==== EXTRACTED INFORMATION
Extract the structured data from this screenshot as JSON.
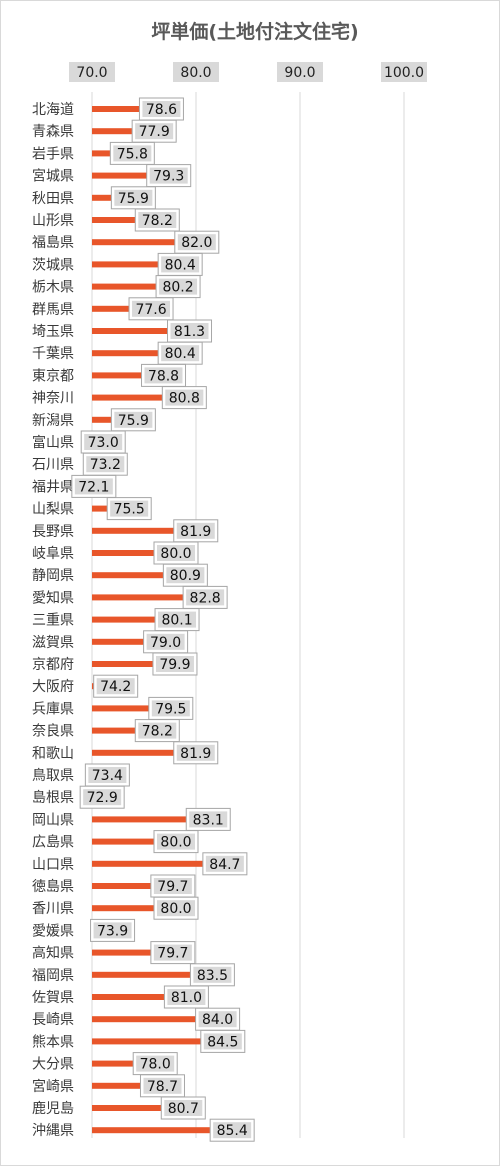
{
  "chart_data": {
    "type": "bar",
    "orientation": "horizontal",
    "title": "坪単価(土地付注文住宅)",
    "xlim": [
      70.0,
      100.0
    ],
    "ticks": [
      "70.0",
      "80.0",
      "90.0",
      "100.0"
    ],
    "tick_values": [
      70,
      80,
      90,
      100
    ],
    "grid": true,
    "bar_color": "#E8562A",
    "categories": [
      "北海道",
      "青森県",
      "岩手県",
      "宮城県",
      "秋田県",
      "山形県",
      "福島県",
      "茨城県",
      "栃木県",
      "群馬県",
      "埼玉県",
      "千葉県",
      "東京都",
      "神奈川",
      "新潟県",
      "富山県",
      "石川県",
      "福井県",
      "山梨県",
      "長野県",
      "岐阜県",
      "静岡県",
      "愛知県",
      "三重県",
      "滋賀県",
      "京都府",
      "大阪府",
      "兵庫県",
      "奈良県",
      "和歌山",
      "鳥取県",
      "島根県",
      "岡山県",
      "広島県",
      "山口県",
      "徳島県",
      "香川県",
      "愛媛県",
      "高知県",
      "福岡県",
      "佐賀県",
      "長崎県",
      "熊本県",
      "大分県",
      "宮崎県",
      "鹿児島",
      "沖縄県"
    ],
    "values": [
      78.6,
      77.9,
      75.8,
      79.3,
      75.9,
      78.2,
      82.0,
      80.4,
      80.2,
      77.6,
      81.3,
      80.4,
      78.8,
      80.8,
      75.9,
      73.0,
      73.2,
      72.1,
      75.5,
      81.9,
      80.0,
      80.9,
      82.8,
      80.1,
      79.0,
      79.9,
      74.2,
      79.5,
      78.2,
      81.9,
      73.4,
      72.9,
      83.1,
      80.0,
      84.7,
      79.7,
      80.0,
      73.9,
      79.7,
      83.5,
      81.0,
      84.0,
      84.5,
      78.0,
      78.7,
      80.7,
      85.4
    ],
    "labels": [
      "78.6",
      "77.9",
      "75.8",
      "79.3",
      "75.9",
      "78.2",
      "82.0",
      "80.4",
      "80.2",
      "77.6",
      "81.3",
      "80.4",
      "78.8",
      "80.8",
      "75.9",
      "73.0",
      "73.2",
      "72.1",
      "75.5",
      "81.9",
      "80.0",
      "80.9",
      "82.8",
      "80.1",
      "79.0",
      "79.9",
      "74.2",
      "79.5",
      "78.2",
      "81.9",
      "73.4",
      "72.9",
      "83.1",
      "80.0",
      "84.7",
      "79.7",
      "80.0",
      "73.9",
      "79.7",
      "83.5",
      "81.0",
      "84.0",
      "84.5",
      "78.0",
      "78.7",
      "80.7",
      "85.4"
    ]
  }
}
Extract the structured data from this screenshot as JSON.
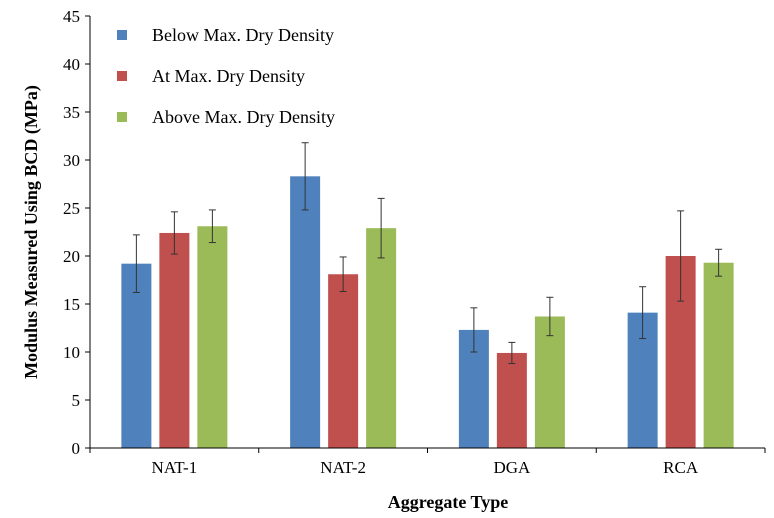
{
  "chart_data": {
    "type": "bar",
    "categories": [
      "NAT-1",
      "NAT-2",
      "DGA",
      "RCA"
    ],
    "series": [
      {
        "name": "Below Max. Dry Density",
        "color": "#4F81BD",
        "values": [
          19.2,
          28.3,
          12.3,
          14.1
        ],
        "error": [
          3.0,
          3.5,
          2.3,
          2.7
        ]
      },
      {
        "name": "At Max. Dry Density",
        "color": "#C0504D",
        "values": [
          22.4,
          18.1,
          9.9,
          20.0
        ],
        "error": [
          2.2,
          1.8,
          1.1,
          4.7
        ]
      },
      {
        "name": "Above Max. Dry Density",
        "color": "#9BBB59",
        "values": [
          23.1,
          22.9,
          13.7,
          19.3
        ],
        "error": [
          1.7,
          3.1,
          2.0,
          1.4
        ]
      }
    ],
    "title": "",
    "xlabel": "Aggregate Type",
    "ylabel": "Modulus Measured Using BCD (MPa)",
    "ylim": [
      0,
      45
    ],
    "yticks": [
      "0",
      "5",
      "10",
      "15",
      "20",
      "25",
      "30",
      "35",
      "40",
      "45"
    ],
    "grid": false,
    "legend_position": "top-left"
  }
}
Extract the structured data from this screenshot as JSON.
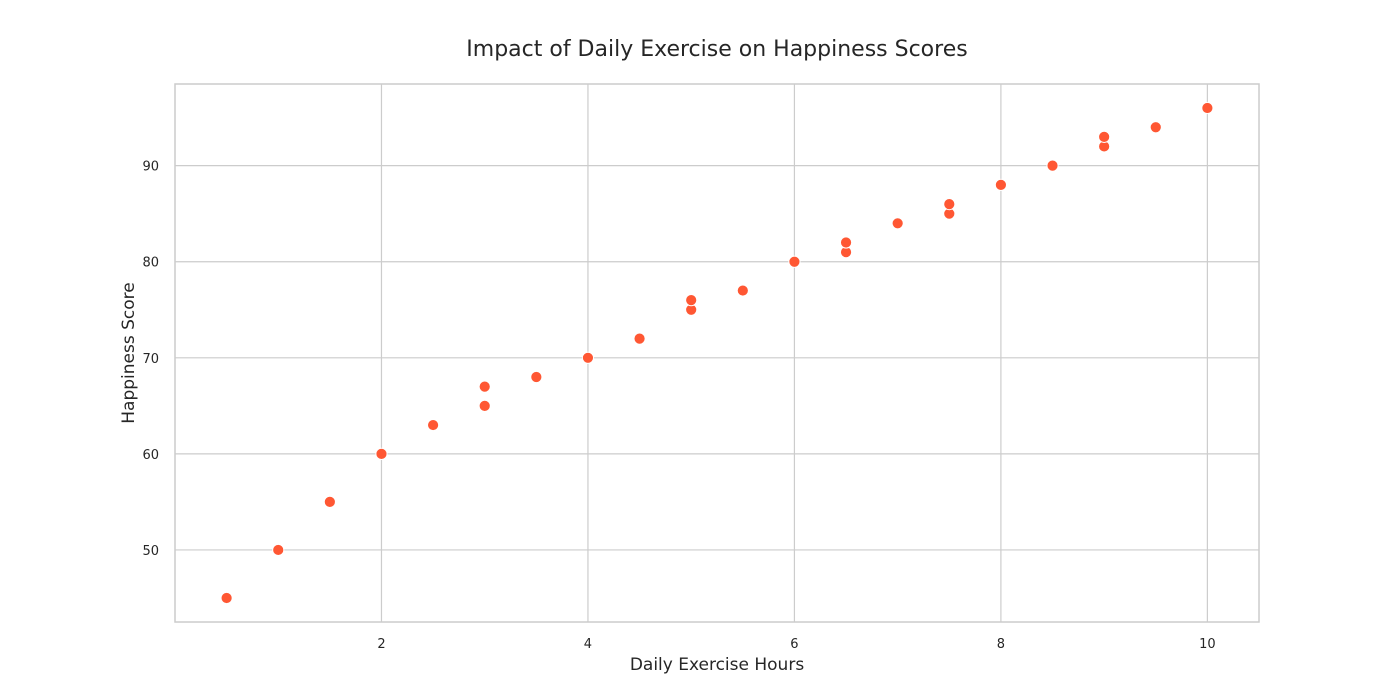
{
  "chart_data": {
    "type": "scatter",
    "title": "Impact of Daily Exercise on Happiness Scores",
    "xlabel": "Daily Exercise Hours",
    "ylabel": "Happiness Score",
    "xlim": [
      0.0,
      10.5
    ],
    "ylim": [
      42.5,
      98.5
    ],
    "xticks": [
      2,
      4,
      6,
      8,
      10
    ],
    "yticks": [
      50,
      60,
      70,
      80,
      90
    ],
    "grid": true,
    "point_color": "#FF5733",
    "series": [
      {
        "name": "Happiness Score",
        "points": [
          {
            "x": 0.5,
            "y": 45
          },
          {
            "x": 1.0,
            "y": 50
          },
          {
            "x": 1.5,
            "y": 55
          },
          {
            "x": 2.0,
            "y": 60
          },
          {
            "x": 2.5,
            "y": 63
          },
          {
            "x": 3.0,
            "y": 65
          },
          {
            "x": 3.0,
            "y": 67
          },
          {
            "x": 3.5,
            "y": 68
          },
          {
            "x": 4.0,
            "y": 70
          },
          {
            "x": 4.5,
            "y": 72
          },
          {
            "x": 5.0,
            "y": 75
          },
          {
            "x": 5.0,
            "y": 76
          },
          {
            "x": 5.5,
            "y": 77
          },
          {
            "x": 6.0,
            "y": 80
          },
          {
            "x": 6.5,
            "y": 81
          },
          {
            "x": 6.5,
            "y": 82
          },
          {
            "x": 7.0,
            "y": 84
          },
          {
            "x": 7.5,
            "y": 85
          },
          {
            "x": 7.5,
            "y": 86
          },
          {
            "x": 8.0,
            "y": 88
          },
          {
            "x": 8.5,
            "y": 90
          },
          {
            "x": 9.0,
            "y": 92
          },
          {
            "x": 9.0,
            "y": 93
          },
          {
            "x": 9.5,
            "y": 94
          },
          {
            "x": 10.0,
            "y": 96
          }
        ]
      }
    ]
  }
}
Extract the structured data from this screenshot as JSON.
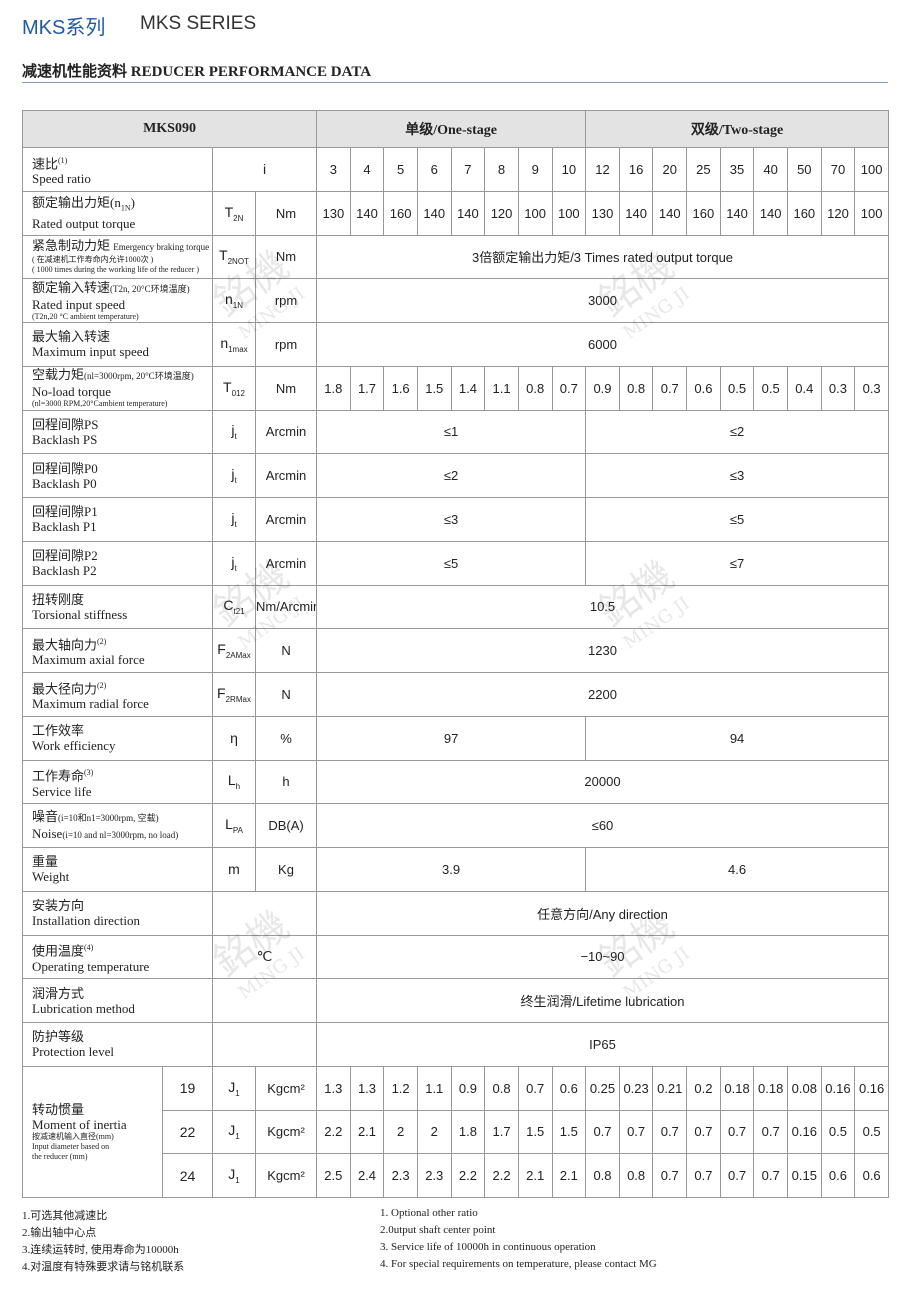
{
  "header": {
    "title_cn": "MKS系列",
    "title_en": "MKS SERIES",
    "section_cn": "减速机性能资料",
    "section_en": "REDUCER PERFORMANCE DATA"
  },
  "watermark": {
    "cn": "銘機",
    "en": "MING JI"
  },
  "table": {
    "model": "MKS090",
    "one_stage": "单级/One-stage",
    "two_stage": "双级/Two-stage",
    "rows": [
      {
        "name": [
          [
            {
              "t": "速比"
            },
            {
              "t": "(1)",
              "s": "sup"
            }
          ],
          [
            {
              "t": "Speed ratio"
            }
          ]
        ],
        "symbol": {
          "t": "i"
        },
        "values": [
          3,
          4,
          5,
          6,
          7,
          8,
          9,
          10,
          12,
          16,
          20,
          25,
          35,
          40,
          50,
          70,
          100
        ]
      },
      {
        "name": [
          [
            {
              "t": "额定输出力矩(n"
            },
            {
              "t": "1N",
              "s": "sub"
            },
            {
              "t": ")"
            }
          ],
          [
            {
              "t": "Rated output torque"
            }
          ]
        ],
        "symbol": {
          "t": "T",
          "sub": "2N"
        },
        "unit": "Nm",
        "values": [
          130,
          140,
          160,
          140,
          140,
          120,
          100,
          100,
          130,
          140,
          140,
          160,
          140,
          140,
          160,
          120,
          100
        ]
      },
      {
        "name": [
          [
            {
              "t": "紧急制动力矩 "
            },
            {
              "t": "Emergency braking torque",
              "s": "small"
            }
          ],
          [
            {
              "t": "( 在减速机工作寿命内允许1000次 )",
              "s": "tiny"
            }
          ],
          [
            {
              "t": "( 1000 times during the working life of the reducer )",
              "s": "tiny"
            }
          ]
        ],
        "symbol": {
          "t": "T",
          "sub": "2NOT"
        },
        "unit": "Nm",
        "all": "3倍额定输出力矩/3 Times rated output torque"
      },
      {
        "name": [
          [
            {
              "t": "额定输入转速"
            },
            {
              "t": "(T2n, 20°C环境温度)",
              "s": "small"
            }
          ],
          [
            {
              "t": "Rated input speed"
            }
          ],
          [
            {
              "t": "(T2n,20 °C ambient temperature)",
              "s": "tiny"
            }
          ]
        ],
        "symbol": {
          "t": "n",
          "sub": "1N"
        },
        "unit": "rpm",
        "all": 3000
      },
      {
        "name": [
          [
            {
              "t": "最大输入转速"
            }
          ],
          [
            {
              "t": "Maximum input speed"
            }
          ]
        ],
        "symbol": {
          "t": "n",
          "sub": "1max"
        },
        "unit": "rpm",
        "all": 6000
      },
      {
        "name": [
          [
            {
              "t": "空载力矩"
            },
            {
              "t": "(nl=3000rpm, 20°C环境温度)",
              "s": "small"
            }
          ],
          [
            {
              "t": "No-load torque"
            }
          ],
          [
            {
              "t": "(nl=3000 RPM,20°Cambient temperature)",
              "s": "tiny"
            }
          ]
        ],
        "symbol": {
          "t": "T",
          "sub": "012"
        },
        "unit": "Nm",
        "values": [
          1.8,
          1.7,
          1.6,
          1.5,
          1.4,
          1.1,
          0.8,
          0.7,
          0.9,
          0.8,
          0.7,
          0.6,
          0.5,
          0.5,
          0.4,
          0.3,
          0.3
        ]
      },
      {
        "name": [
          [
            {
              "t": "回程间隙PS"
            }
          ],
          [
            {
              "t": "Backlash PS"
            }
          ]
        ],
        "symbol": {
          "t": "j",
          "sub": "t"
        },
        "unit": "Arcmin",
        "one_stage": "≤1",
        "two_stage": "≤2"
      },
      {
        "name": [
          [
            {
              "t": "回程间隙P0"
            }
          ],
          [
            {
              "t": "Backlash P0"
            }
          ]
        ],
        "symbol": {
          "t": "j",
          "sub": "t"
        },
        "unit": "Arcmin",
        "one_stage": "≤2",
        "two_stage": "≤3"
      },
      {
        "name": [
          [
            {
              "t": "回程间隙P1"
            }
          ],
          [
            {
              "t": "Backlash P1"
            }
          ]
        ],
        "symbol": {
          "t": "j",
          "sub": "t"
        },
        "unit": "Arcmin",
        "one_stage": "≤3",
        "two_stage": "≤5"
      },
      {
        "name": [
          [
            {
              "t": "回程间隙P2"
            }
          ],
          [
            {
              "t": "Backlash P2"
            }
          ]
        ],
        "symbol": {
          "t": "j",
          "sub": "t"
        },
        "unit": "Arcmin",
        "one_stage": "≤5",
        "two_stage": "≤7"
      },
      {
        "name": [
          [
            {
              "t": "扭转刚度"
            }
          ],
          [
            {
              "t": "Torsional stiffness"
            }
          ]
        ],
        "symbol": {
          "t": "C",
          "sub": "t21"
        },
        "unit": "Nm/Arcmin",
        "all": 10.5
      },
      {
        "name": [
          [
            {
              "t": "最大轴向力"
            },
            {
              "t": "(2)",
              "s": "sup"
            }
          ],
          [
            {
              "t": "Maximum axial force"
            }
          ]
        ],
        "symbol": {
          "t": "F",
          "sub": "2AMax"
        },
        "unit": "N",
        "all": 1230
      },
      {
        "name": [
          [
            {
              "t": "最大径向力"
            },
            {
              "t": "(2)",
              "s": "sup"
            }
          ],
          [
            {
              "t": "Maximum radial force"
            }
          ]
        ],
        "symbol": {
          "t": "F",
          "sub": "2RMax"
        },
        "unit": "N",
        "all": 2200
      },
      {
        "name": [
          [
            {
              "t": "工作效率"
            }
          ],
          [
            {
              "t": "Work efficiency"
            }
          ]
        ],
        "symbol": {
          "t": "η"
        },
        "unit": "%",
        "one_stage": 97,
        "two_stage": 94
      },
      {
        "name": [
          [
            {
              "t": "工作寿命"
            },
            {
              "t": "(3)",
              "s": "sup"
            }
          ],
          [
            {
              "t": "Service life"
            }
          ]
        ],
        "symbol": {
          "t": "L",
          "sub": "h"
        },
        "unit": "h",
        "all": 20000
      },
      {
        "name": [
          [
            {
              "t": "噪音"
            },
            {
              "t": "(i=10和n1=3000rpm, 空载)",
              "s": "small"
            }
          ],
          [
            {
              "t": "Noise"
            },
            {
              "t": "(i=10 and nl=3000rpm, no load)",
              "s": "small"
            }
          ]
        ],
        "symbol": {
          "t": "L",
          "sub": "PA"
        },
        "unit": "DB(A)",
        "all": "≤60"
      },
      {
        "name": [
          [
            {
              "t": "重量"
            }
          ],
          [
            {
              "t": "Weight"
            }
          ]
        ],
        "symbol": {
          "t": "m"
        },
        "unit": "Kg",
        "one_stage": 3.9,
        "two_stage": 4.6
      },
      {
        "name": [
          [
            {
              "t": "安装方向"
            }
          ],
          [
            {
              "t": "Installation direction"
            }
          ]
        ],
        "all": "任意方向/Any direction"
      },
      {
        "name": [
          [
            {
              "t": "使用温度"
            },
            {
              "t": "(4)",
              "s": "sup"
            }
          ],
          [
            {
              "t": "Operating temperature"
            }
          ]
        ],
        "symbol": {
          "t": "℃"
        },
        "all": "−10~90"
      },
      {
        "name": [
          [
            {
              "t": "润滑方式"
            }
          ],
          [
            {
              "t": "Lubrication method"
            }
          ]
        ],
        "all": "终生润滑/Lifetime lubrication"
      },
      {
        "name": [
          [
            {
              "t": "防护等级"
            }
          ],
          [
            {
              "t": "Protection level"
            }
          ]
        ],
        "all": "IP65"
      }
    ],
    "inertia": {
      "name": [
        [
          {
            "t": "转动惯量"
          }
        ],
        [
          {
            "t": "Moment of inertia"
          }
        ],
        [
          {
            "t": "按减速机输入直径(mm)",
            "s": "tiny"
          }
        ],
        [
          {
            "t": "Input diameter based on",
            "s": "tiny"
          }
        ],
        [
          {
            "t": "the reducer (mm)",
            "s": "tiny"
          }
        ]
      ],
      "rows": [
        {
          "diameter": 19,
          "symbol": {
            "t": "J",
            "sub": "1"
          },
          "unit": "Kgcm²",
          "values": [
            1.3,
            1.3,
            1.2,
            1.1,
            0.9,
            0.8,
            0.7,
            0.6,
            0.25,
            0.23,
            0.21,
            0.2,
            0.18,
            0.18,
            0.08,
            0.16,
            0.16
          ]
        },
        {
          "diameter": 22,
          "symbol": {
            "t": "J",
            "sub": "1"
          },
          "unit": "Kgcm²",
          "values": [
            2.2,
            2.1,
            2,
            2,
            1.8,
            1.7,
            1.5,
            1.5,
            0.7,
            0.7,
            0.7,
            0.7,
            0.7,
            0.7,
            0.16,
            0.5,
            0.5
          ]
        },
        {
          "diameter": 24,
          "symbol": {
            "t": "J",
            "sub": "1"
          },
          "unit": "Kgcm²",
          "values": [
            2.5,
            2.4,
            2.3,
            2.3,
            2.2,
            2.2,
            2.1,
            2.1,
            0.8,
            0.8,
            0.7,
            0.7,
            0.7,
            0.7,
            0.15,
            0.6,
            0.6
          ]
        }
      ]
    }
  },
  "notes_cn": [
    "1.可选其他减速比",
    "2.输出轴中心点",
    "3.连续运转时, 使用寿命为10000h",
    "4.对温度有特殊要求请与铭机联系"
  ],
  "notes_en": [
    "1. Optional other ratio",
    "2.0utput shaft center point",
    "3. Service life of 10000h in continuous operation",
    "4. For special requirements on temperature, please contact MG"
  ]
}
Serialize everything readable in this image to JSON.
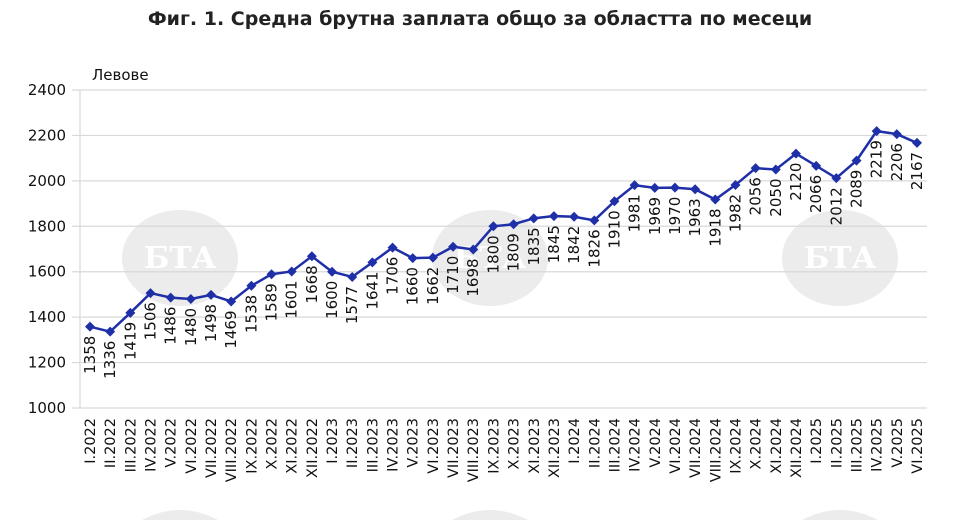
========
■ STATED PROBLEM
Tell how many lines of the material above hold "Maximum", answering with a bare number.

■ RESULT
3